#### EXERCISE DESCRIPTION
Scan the entries for the string "from" and give the number of lines that have it, nothing further.

#### DATA LISTING
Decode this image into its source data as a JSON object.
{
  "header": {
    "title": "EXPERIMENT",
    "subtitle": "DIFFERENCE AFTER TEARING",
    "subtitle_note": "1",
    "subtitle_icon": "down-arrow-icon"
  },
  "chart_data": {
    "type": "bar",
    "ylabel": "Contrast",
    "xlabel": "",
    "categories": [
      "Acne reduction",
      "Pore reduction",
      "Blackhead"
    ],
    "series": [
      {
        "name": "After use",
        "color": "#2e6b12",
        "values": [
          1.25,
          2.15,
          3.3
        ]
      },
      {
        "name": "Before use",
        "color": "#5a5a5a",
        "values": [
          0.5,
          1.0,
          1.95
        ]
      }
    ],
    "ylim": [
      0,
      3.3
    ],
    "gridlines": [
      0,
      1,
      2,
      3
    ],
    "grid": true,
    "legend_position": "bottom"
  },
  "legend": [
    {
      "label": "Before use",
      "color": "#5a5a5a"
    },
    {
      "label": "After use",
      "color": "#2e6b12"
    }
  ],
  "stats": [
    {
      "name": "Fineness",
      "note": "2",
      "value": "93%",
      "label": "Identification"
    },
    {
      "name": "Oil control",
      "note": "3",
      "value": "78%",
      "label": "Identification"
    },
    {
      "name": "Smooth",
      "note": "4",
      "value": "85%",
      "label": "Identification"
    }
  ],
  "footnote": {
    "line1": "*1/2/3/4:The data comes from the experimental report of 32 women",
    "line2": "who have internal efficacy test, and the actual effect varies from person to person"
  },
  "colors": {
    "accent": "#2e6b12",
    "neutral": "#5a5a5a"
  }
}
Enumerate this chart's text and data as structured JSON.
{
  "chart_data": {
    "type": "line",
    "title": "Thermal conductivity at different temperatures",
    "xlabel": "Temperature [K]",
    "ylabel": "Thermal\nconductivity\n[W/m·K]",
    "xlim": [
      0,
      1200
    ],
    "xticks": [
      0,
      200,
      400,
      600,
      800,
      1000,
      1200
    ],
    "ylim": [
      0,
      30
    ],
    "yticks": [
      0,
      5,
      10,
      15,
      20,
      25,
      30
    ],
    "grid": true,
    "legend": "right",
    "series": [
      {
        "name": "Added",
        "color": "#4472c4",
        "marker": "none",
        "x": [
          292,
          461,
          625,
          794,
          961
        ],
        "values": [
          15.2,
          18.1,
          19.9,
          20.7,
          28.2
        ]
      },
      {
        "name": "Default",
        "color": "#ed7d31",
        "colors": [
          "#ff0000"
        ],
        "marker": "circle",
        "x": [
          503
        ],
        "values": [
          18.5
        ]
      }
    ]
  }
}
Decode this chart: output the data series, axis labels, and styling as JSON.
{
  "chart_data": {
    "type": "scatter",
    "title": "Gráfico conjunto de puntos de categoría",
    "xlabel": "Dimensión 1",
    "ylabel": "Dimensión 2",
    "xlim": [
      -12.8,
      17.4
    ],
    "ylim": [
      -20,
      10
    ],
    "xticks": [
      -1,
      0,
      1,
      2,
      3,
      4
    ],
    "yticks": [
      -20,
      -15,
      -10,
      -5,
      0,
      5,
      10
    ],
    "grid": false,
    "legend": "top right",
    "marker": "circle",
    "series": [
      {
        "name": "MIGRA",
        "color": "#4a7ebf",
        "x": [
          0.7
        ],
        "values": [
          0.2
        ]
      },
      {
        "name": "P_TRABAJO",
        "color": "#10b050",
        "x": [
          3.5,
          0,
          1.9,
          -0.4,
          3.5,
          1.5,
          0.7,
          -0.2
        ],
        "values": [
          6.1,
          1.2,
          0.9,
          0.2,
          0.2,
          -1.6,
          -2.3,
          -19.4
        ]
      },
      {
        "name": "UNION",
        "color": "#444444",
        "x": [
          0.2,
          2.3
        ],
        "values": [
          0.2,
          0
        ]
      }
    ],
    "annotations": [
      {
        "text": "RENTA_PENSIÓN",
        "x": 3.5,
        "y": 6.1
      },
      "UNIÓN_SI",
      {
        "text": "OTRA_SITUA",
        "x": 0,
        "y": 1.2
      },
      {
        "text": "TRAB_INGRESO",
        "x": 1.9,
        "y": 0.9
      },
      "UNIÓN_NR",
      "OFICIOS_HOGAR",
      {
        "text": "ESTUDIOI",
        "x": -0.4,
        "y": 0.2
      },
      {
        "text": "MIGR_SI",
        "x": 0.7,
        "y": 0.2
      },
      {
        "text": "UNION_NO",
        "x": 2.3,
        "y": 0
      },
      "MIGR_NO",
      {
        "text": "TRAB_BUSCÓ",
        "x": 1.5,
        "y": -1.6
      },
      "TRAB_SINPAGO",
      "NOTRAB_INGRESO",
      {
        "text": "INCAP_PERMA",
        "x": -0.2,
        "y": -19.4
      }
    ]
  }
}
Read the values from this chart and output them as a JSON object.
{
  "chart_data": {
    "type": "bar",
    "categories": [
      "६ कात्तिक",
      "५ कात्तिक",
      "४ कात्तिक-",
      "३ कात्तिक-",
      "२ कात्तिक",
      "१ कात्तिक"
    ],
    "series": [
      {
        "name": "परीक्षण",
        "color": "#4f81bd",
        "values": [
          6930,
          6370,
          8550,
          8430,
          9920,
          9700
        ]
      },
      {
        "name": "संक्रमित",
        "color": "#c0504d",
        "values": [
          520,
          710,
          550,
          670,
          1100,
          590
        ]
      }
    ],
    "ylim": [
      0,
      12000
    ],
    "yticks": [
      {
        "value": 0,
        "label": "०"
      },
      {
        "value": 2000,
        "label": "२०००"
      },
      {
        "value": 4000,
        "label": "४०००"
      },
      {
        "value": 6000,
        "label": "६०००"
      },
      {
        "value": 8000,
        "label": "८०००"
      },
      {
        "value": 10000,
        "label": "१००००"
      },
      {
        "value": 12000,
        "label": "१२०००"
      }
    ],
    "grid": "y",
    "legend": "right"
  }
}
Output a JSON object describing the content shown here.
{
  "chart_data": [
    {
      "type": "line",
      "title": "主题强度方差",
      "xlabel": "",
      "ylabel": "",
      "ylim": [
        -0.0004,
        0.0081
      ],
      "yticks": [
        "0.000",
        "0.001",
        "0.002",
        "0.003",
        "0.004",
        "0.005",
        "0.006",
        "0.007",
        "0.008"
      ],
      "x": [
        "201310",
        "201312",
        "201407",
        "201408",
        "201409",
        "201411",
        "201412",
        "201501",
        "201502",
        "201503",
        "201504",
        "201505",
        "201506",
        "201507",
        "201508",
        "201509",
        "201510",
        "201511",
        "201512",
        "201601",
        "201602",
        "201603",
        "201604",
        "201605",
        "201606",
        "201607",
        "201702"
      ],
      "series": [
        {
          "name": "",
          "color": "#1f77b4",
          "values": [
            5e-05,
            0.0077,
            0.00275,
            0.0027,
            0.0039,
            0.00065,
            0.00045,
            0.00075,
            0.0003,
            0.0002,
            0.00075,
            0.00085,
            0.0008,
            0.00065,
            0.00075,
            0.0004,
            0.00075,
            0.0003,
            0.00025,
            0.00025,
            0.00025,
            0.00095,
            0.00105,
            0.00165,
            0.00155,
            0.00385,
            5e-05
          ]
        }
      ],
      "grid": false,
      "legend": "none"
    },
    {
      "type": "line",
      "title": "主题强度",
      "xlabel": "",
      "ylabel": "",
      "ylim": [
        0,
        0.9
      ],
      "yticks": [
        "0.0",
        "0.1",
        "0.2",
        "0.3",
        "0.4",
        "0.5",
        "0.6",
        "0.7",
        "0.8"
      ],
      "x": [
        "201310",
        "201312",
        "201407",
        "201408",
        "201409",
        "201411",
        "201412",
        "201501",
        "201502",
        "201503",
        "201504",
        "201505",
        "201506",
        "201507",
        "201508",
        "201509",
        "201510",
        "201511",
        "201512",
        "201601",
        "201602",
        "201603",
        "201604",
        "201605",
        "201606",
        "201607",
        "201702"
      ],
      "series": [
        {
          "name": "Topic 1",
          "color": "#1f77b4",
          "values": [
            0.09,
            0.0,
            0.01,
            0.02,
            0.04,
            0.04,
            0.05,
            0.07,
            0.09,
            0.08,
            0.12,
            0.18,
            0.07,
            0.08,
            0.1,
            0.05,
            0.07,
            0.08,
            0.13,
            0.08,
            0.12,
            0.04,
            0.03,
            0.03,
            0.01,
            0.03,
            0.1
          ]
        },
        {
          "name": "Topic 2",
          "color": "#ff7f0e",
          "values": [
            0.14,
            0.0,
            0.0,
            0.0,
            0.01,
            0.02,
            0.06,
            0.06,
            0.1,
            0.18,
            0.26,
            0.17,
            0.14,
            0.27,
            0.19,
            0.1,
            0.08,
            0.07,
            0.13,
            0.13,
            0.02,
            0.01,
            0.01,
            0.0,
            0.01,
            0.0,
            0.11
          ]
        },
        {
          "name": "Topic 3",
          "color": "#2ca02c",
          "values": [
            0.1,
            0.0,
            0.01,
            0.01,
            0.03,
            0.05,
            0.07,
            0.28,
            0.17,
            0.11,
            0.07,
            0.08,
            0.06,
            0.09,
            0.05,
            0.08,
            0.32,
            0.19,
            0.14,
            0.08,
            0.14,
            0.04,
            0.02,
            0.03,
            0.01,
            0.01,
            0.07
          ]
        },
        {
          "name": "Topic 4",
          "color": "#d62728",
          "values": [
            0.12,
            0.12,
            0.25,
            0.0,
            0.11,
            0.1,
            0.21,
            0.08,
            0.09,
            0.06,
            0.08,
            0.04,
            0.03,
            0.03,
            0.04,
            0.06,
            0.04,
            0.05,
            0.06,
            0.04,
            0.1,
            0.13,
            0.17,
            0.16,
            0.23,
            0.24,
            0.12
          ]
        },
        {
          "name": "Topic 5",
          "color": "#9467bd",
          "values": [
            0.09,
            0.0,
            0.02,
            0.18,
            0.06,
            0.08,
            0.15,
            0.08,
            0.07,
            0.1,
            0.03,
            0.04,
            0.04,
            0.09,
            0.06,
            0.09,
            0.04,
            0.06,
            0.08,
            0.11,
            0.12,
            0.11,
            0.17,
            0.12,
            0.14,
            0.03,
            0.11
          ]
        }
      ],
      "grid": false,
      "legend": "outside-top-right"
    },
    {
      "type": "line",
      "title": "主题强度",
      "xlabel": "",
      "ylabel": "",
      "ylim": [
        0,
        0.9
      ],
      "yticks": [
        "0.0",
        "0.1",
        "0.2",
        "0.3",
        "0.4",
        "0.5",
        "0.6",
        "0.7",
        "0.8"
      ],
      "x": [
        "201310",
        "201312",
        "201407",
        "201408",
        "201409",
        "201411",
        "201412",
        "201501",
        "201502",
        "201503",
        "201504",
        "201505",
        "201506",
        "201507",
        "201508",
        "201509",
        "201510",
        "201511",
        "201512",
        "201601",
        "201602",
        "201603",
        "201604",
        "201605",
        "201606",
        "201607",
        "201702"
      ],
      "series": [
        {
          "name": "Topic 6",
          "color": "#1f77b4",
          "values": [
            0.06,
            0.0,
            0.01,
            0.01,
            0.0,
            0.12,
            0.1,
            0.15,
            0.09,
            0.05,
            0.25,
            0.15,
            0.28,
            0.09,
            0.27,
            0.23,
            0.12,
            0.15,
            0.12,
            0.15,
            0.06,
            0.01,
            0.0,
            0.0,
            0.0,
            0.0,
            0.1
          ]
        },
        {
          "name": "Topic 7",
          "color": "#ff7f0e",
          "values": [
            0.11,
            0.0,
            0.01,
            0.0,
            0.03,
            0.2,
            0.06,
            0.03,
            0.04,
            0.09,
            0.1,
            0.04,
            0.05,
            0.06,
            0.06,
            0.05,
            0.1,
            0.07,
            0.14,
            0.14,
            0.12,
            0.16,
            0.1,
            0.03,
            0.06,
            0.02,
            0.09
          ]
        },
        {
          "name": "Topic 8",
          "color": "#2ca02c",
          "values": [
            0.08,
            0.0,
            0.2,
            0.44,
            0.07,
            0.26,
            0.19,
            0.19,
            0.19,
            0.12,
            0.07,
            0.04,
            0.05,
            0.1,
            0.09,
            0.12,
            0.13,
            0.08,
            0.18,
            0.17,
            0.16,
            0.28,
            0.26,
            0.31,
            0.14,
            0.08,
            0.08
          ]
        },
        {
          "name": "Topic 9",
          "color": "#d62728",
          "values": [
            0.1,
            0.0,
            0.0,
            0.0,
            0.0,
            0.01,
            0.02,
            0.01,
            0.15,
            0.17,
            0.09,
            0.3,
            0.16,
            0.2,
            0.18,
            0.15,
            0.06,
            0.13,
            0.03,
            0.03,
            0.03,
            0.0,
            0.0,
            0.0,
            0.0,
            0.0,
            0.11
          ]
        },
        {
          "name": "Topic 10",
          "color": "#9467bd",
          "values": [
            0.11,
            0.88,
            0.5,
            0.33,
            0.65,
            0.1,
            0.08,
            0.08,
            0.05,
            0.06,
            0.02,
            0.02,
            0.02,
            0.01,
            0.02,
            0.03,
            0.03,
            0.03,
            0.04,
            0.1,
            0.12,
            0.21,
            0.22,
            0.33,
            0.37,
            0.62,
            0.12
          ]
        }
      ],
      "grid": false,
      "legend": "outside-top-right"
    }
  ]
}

#### FULL SOLUTION
3